SUPPLIED DATA:
++++

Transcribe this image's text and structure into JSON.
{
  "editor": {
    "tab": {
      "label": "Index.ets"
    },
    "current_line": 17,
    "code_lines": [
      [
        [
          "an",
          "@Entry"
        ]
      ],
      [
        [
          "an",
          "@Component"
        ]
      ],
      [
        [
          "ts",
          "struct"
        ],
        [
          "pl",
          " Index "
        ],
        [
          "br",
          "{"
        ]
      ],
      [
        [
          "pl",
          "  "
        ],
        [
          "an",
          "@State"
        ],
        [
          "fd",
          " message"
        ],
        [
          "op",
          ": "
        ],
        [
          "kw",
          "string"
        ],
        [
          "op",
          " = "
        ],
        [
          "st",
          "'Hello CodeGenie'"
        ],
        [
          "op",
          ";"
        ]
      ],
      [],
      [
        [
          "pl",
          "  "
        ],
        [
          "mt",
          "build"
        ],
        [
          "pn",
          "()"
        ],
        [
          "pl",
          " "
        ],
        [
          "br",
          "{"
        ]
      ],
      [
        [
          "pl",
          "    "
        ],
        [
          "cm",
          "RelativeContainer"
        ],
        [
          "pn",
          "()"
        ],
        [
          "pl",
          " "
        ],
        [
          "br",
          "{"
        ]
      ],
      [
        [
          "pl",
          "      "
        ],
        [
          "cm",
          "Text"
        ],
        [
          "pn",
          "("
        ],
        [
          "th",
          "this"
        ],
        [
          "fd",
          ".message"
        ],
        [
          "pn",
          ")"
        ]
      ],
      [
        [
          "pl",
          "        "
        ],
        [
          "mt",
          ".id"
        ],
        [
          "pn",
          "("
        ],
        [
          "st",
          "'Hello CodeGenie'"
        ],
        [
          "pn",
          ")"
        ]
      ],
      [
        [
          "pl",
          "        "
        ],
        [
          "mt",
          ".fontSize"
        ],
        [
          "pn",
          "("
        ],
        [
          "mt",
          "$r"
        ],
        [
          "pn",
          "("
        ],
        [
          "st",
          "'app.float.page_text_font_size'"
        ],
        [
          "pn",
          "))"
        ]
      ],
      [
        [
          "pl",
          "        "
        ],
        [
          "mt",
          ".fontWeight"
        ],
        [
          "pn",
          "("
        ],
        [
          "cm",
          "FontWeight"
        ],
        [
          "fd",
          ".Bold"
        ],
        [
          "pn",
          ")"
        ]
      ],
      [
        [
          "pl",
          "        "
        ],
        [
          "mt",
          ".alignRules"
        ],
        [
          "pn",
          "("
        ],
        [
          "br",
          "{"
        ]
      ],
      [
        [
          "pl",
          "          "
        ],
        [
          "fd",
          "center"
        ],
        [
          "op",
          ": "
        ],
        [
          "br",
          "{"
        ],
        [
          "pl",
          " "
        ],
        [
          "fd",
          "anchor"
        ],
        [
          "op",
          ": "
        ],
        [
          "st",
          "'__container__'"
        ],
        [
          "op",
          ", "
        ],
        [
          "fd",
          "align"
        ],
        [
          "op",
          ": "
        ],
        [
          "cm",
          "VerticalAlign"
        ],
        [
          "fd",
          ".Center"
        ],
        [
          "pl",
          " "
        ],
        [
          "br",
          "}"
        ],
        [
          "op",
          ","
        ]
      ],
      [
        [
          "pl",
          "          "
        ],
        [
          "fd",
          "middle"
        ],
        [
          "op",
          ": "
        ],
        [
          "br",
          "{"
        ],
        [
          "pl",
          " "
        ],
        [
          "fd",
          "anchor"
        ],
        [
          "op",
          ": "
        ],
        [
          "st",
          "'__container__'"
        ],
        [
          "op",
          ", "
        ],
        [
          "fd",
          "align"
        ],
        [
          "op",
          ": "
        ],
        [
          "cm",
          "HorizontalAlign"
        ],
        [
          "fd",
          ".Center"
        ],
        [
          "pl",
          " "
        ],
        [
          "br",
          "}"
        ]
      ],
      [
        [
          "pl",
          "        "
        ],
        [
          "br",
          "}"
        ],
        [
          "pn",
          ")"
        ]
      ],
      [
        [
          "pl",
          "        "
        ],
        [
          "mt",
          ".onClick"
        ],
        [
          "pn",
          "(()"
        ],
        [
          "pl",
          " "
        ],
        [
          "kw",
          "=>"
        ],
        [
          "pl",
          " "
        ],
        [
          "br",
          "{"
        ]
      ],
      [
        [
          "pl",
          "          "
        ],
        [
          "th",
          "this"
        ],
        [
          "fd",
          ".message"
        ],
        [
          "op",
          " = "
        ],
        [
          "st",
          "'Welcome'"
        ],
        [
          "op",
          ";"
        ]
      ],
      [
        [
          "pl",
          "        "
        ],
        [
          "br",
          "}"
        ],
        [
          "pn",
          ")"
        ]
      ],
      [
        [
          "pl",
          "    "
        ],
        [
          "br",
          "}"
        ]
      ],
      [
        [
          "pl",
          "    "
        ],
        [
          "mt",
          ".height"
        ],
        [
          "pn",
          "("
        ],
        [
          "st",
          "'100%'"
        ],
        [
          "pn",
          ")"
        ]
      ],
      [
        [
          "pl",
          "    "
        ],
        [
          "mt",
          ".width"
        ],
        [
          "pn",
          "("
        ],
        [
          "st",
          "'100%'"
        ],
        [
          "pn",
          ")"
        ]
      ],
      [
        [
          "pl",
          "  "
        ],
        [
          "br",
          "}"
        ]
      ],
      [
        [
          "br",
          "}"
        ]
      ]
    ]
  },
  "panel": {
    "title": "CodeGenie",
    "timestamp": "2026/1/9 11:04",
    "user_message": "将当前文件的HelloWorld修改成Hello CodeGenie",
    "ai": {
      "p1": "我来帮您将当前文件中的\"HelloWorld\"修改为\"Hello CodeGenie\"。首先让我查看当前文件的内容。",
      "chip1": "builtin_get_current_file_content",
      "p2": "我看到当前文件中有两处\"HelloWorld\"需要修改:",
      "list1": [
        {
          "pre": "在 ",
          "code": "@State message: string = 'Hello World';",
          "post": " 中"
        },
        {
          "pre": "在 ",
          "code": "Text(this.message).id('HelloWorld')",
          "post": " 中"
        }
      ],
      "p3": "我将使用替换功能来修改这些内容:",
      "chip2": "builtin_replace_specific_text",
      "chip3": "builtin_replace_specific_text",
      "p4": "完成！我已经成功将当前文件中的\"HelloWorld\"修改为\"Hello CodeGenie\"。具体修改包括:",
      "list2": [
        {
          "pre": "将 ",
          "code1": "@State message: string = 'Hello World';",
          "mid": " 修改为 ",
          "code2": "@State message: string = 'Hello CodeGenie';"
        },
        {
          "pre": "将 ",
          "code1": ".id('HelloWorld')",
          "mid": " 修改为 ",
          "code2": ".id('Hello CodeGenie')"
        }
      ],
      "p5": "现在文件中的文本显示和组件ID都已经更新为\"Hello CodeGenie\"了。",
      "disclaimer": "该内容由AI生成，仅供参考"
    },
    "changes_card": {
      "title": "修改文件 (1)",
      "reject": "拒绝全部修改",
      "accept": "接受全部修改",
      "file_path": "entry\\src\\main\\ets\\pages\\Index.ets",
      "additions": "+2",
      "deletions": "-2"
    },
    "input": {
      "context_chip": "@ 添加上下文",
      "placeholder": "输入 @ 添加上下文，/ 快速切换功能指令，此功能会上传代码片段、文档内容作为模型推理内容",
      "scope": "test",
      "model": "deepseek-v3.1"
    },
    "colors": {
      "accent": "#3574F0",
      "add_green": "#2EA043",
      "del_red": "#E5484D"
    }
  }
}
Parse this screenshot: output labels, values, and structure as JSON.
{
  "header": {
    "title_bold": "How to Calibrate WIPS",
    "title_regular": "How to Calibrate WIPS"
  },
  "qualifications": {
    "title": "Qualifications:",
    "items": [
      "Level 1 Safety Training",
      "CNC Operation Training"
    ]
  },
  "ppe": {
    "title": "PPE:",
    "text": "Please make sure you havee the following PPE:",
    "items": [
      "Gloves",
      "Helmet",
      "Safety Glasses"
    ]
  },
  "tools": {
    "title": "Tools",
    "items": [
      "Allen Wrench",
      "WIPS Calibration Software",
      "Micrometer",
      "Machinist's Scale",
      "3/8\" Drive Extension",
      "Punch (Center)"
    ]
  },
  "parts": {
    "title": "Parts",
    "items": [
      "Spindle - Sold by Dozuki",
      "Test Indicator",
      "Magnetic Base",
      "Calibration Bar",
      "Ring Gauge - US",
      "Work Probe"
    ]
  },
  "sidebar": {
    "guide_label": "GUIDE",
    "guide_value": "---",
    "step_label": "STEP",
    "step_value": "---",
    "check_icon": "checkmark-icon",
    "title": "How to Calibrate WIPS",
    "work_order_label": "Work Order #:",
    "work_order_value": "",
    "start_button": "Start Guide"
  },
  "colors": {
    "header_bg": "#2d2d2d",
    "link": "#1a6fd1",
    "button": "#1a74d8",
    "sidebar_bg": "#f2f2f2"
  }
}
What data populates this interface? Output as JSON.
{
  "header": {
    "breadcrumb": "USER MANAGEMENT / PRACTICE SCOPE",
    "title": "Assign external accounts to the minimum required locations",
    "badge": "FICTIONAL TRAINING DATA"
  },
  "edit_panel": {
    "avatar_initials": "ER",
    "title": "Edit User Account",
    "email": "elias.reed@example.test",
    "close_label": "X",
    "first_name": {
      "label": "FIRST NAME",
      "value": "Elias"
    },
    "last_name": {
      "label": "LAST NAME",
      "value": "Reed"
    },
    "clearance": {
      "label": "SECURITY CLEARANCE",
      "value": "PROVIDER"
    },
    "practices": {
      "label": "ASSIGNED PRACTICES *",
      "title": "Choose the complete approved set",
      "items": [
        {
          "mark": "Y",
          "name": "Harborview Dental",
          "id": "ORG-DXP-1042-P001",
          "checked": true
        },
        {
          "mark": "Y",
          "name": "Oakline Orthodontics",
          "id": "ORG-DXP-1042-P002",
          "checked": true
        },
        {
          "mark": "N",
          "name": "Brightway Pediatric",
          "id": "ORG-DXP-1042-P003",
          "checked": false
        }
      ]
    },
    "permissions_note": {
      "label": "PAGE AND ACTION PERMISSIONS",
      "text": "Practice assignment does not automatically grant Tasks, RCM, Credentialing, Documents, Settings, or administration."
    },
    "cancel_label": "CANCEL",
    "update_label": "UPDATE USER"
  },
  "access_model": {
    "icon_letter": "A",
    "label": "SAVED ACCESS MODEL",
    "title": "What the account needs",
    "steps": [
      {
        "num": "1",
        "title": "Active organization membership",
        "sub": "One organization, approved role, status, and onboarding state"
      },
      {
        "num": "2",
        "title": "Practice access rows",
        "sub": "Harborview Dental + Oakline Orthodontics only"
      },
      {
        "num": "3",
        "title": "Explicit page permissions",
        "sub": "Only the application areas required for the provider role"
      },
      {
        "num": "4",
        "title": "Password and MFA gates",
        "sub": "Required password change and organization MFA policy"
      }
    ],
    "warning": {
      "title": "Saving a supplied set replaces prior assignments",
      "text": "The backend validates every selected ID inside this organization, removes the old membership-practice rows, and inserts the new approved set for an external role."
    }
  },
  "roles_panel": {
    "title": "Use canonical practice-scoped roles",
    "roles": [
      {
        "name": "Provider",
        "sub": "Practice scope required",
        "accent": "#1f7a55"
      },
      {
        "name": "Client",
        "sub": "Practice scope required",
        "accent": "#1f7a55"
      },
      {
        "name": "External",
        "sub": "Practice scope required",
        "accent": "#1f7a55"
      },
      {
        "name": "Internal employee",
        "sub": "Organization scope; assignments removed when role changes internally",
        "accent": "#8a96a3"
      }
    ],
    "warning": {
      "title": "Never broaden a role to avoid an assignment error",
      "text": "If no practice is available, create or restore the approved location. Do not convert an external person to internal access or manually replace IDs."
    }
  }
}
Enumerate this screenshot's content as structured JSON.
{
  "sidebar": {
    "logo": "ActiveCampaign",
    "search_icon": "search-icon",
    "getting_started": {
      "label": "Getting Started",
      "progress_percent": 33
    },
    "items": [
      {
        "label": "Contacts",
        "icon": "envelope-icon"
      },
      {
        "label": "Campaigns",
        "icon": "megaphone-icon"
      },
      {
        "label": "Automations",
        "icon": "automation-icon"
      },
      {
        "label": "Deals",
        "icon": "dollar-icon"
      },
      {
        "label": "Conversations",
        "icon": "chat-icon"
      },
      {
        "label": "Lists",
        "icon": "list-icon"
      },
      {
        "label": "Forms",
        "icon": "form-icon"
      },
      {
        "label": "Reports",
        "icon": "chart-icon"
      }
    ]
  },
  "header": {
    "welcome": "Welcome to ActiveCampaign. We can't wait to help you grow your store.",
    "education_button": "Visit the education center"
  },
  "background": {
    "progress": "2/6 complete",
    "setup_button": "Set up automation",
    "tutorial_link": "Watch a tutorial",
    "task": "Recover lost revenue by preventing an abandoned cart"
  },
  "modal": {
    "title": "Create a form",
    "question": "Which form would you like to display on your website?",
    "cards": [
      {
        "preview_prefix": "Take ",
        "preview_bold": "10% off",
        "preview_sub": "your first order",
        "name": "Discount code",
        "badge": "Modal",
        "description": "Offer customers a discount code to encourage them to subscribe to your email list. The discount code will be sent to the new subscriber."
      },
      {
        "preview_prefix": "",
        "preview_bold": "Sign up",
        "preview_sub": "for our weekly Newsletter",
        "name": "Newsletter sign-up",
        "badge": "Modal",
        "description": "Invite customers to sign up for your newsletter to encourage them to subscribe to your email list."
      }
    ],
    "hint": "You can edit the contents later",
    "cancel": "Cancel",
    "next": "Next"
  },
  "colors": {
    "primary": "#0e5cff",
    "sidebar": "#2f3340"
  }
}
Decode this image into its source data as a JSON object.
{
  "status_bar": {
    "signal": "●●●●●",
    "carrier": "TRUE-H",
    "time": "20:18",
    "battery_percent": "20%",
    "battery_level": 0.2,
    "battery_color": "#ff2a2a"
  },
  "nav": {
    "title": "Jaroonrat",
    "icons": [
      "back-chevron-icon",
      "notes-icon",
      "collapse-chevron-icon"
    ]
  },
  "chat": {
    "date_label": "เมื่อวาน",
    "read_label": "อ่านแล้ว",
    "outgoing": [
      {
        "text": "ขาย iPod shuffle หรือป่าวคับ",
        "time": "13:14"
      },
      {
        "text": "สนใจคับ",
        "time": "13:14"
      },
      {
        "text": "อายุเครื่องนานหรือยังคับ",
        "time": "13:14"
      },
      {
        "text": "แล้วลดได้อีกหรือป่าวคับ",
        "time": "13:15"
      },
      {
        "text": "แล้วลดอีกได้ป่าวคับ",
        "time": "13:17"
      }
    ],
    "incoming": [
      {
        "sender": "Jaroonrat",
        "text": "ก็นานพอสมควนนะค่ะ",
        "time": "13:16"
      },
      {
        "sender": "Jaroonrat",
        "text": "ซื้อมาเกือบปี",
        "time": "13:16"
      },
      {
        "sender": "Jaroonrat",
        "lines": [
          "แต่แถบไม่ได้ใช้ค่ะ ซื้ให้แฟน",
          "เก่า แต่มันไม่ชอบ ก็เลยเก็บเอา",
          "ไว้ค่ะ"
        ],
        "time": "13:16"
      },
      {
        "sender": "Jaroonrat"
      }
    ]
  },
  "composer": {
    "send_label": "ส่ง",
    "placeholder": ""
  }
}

++++

PROBLEM REQUIREMENTS: Show all lines in the entries above where the word "Orthodontics" appears.

COMPLETE OUTPUT:
          "name": "Oakline Orthodontics",
        "sub": "Harborview Dental + Oakline Orthodontics only"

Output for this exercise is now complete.